[Stored entries]
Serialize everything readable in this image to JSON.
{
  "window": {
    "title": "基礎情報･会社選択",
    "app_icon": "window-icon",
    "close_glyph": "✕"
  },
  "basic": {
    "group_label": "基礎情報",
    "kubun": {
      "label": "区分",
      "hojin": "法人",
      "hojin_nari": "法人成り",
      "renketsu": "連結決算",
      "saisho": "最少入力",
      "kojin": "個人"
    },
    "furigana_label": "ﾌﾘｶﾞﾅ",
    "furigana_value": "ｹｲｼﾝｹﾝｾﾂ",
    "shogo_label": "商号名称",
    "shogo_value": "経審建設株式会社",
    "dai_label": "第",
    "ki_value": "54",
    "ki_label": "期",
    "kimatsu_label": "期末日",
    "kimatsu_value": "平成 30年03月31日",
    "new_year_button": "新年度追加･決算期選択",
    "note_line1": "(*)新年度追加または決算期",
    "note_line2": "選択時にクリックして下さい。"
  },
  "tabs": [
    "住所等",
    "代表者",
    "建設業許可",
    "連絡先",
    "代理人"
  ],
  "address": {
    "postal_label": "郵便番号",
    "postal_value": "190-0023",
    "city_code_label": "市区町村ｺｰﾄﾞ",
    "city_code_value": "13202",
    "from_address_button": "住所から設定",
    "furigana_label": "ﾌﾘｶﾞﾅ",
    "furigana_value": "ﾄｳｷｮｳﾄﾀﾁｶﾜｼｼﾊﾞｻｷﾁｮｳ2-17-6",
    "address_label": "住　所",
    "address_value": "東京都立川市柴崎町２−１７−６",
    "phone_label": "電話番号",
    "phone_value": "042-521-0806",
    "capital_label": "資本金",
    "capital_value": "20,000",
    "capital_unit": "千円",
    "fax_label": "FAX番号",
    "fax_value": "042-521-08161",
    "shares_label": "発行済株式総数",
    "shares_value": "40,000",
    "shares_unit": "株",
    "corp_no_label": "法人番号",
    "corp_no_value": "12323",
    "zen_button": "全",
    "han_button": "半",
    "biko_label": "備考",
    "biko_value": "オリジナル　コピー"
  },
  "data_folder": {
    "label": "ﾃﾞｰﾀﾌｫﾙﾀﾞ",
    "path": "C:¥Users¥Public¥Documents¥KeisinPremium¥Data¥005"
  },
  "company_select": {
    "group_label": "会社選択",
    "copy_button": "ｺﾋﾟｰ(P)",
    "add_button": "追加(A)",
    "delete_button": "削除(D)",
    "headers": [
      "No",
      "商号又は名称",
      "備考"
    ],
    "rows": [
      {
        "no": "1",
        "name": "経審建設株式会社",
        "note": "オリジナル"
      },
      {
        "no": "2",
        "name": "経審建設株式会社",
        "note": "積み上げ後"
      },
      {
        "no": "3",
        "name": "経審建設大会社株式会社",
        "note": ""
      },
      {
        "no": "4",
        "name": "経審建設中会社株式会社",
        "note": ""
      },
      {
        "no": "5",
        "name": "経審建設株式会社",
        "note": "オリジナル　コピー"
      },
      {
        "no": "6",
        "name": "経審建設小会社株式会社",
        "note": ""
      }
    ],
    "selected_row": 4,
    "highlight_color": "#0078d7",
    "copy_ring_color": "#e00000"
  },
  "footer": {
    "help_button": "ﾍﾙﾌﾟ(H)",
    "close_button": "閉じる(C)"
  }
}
--
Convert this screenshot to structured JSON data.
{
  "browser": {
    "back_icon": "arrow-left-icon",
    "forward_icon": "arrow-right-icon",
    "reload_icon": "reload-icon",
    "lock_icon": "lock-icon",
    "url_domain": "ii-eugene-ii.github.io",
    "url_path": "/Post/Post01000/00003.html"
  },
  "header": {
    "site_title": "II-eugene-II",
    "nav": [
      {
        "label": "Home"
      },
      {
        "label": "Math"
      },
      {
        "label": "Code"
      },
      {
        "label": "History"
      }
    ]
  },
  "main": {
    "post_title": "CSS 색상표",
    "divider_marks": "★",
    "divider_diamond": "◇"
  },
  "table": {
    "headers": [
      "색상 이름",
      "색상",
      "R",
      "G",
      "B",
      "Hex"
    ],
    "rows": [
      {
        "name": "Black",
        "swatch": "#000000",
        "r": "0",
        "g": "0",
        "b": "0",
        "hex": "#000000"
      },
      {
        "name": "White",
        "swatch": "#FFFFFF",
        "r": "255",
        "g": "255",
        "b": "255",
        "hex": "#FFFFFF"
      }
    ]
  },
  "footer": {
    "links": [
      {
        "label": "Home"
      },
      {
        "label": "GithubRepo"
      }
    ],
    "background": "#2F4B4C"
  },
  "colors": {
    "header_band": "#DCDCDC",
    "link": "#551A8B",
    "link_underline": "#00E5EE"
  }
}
==
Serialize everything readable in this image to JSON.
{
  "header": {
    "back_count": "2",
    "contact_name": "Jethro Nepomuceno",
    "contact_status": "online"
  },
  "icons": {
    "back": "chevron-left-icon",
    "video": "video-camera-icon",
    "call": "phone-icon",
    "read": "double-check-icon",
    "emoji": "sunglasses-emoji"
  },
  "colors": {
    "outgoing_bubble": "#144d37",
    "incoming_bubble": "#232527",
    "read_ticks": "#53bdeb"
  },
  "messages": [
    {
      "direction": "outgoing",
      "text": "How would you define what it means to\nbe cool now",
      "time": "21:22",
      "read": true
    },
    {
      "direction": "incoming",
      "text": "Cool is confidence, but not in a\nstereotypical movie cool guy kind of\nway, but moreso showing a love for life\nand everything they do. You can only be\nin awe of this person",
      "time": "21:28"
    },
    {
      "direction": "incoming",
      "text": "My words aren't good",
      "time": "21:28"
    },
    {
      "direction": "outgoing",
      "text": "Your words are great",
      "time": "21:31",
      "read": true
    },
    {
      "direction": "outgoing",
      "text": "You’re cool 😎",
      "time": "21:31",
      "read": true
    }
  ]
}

What you will do
Each line that has the word "オリジナル" should be copied.

Answer to this task
    "biko_value": "オリジナル　コピー"
        "note": "オリジナル"
        "note": "オリジナル　コピー"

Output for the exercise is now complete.